ITEMS>
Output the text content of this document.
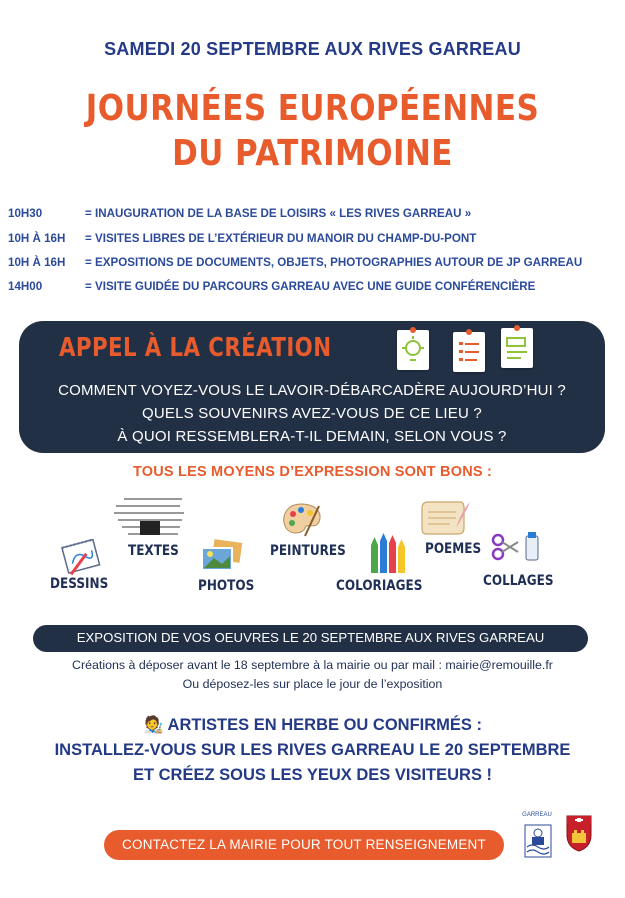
SAMEDI 20 SEPTEMBRE AUX RIVES GARREAU
JOURNÉES EUROPÉENNES
DU PATRIMOINE
10H30	= INAUGURATION DE LA BASE DE LOISIRS « LES RIVES GARREAU »
10H À 16H = VISITES LIBRES DE L’EXTÉRIEUR DU MANOIR DU CHAMP-DU-PONT
10H À 16H = EXPOSITIONS DE DOCUMENTS, OBJETS, PHOTOGRAPHIES AUTOUR DE JP GARREAU
14H00	= VISITE GUIDÉE DU PARCOURS GARREAU AVEC UNE GUIDE CONFÉRENCIÈRE
APPEL À LA CRÉATION
COMMENT VOYEZ-VOUS LE LAVOIR-DÉBARCADÈRE AUJOURD’HUI ?
QUELS SOUVENIRS AVEZ-VOUS DE CE LIEU ?
À QUOI RESSEMBLERA-T-IL DEMAIN, SELON VOUS ?
TOUS LES MOYENS D’EXPRESSION SONT BONS :
DESSINS
TEXTES
PHOTOS
PEINTURES
COLORIAGES
POEMES
COLLAGES
EXPOSITION DE VOS OEUVRES LE 20 SEPTEMBRE AUX RIVES GARREAU
Créations à déposer avant le 18 septembre à la mairie ou par mail : mairie@remouille.fr
Ou déposez-les sur place le jour de l’exposition
🧑‍🎨 ARTISTES EN HERBE OU CONFIRMÉS :
INSTALLEZ-VOUS SUR LES RIVES GARREAU LE 20 SEPTEMBRE
ET CRÉEZ SOUS LES YEUX DES VISITEURS !
CONTACTEZ LA MAIRIE POUR TOUT RENSEIGNEMENT
GARREAU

TASK TO COMPLETE>
Retype the whole listing, keeping every line identical and omitting all pictures.

COMPLETED TASK>
Output the text content of this document.
SAMEDI 20 SEPTEMBRE AUX RIVES GARREAU
JOURNÉES EUROPÉENNES
DU PATRIMOINE
10H30	= INAUGURATION DE LA BASE DE LOISIRS « LES RIVES GARREAU »
10H À 16H = VISITES LIBRES DE L’EXTÉRIEUR DU MANOIR DU CHAMP-DU-PONT
10H À 16H = EXPOSITIONS DE DOCUMENTS, OBJETS, PHOTOGRAPHIES AUTOUR DE JP GARREAU
14H00	= VISITE GUIDÉE DU PARCOURS GARREAU AVEC UNE GUIDE CONFÉRENCIÈRE
APPEL À LA CRÉATION
COMMENT VOYEZ-VOUS LE LAVOIR-DÉBARCADÈRE AUJOURD’HUI ?
QUELS SOUVENIRS AVEZ-VOUS DE CE LIEU ?
À QUOI RESSEMBLERA-T-IL DEMAIN, SELON VOUS ?
TOUS LES MOYENS D’EXPRESSION SONT BONS :
DESSINS
TEXTES
PHOTOS
PEINTURES
COLORIAGES
POEMES
COLLAGES
EXPOSITION DE VOS OEUVRES LE 20 SEPTEMBRE AUX RIVES GARREAU
Créations à déposer avant le 18 septembre à la mairie ou par mail : mairie@remouille.fr
Ou déposez-les sur place le jour de l’exposition
🧑‍🎨 ARTISTES EN HERBE OU CONFIRMÉS :
INSTALLEZ-VOUS SUR LES RIVES GARREAU LE 20 SEPTEMBRE
ET CRÉEZ SOUS LES YEUX DES VISITEURS !
CONTACTEZ LA MAIRIE POUR TOUT RENSEIGNEMENT
GARREAU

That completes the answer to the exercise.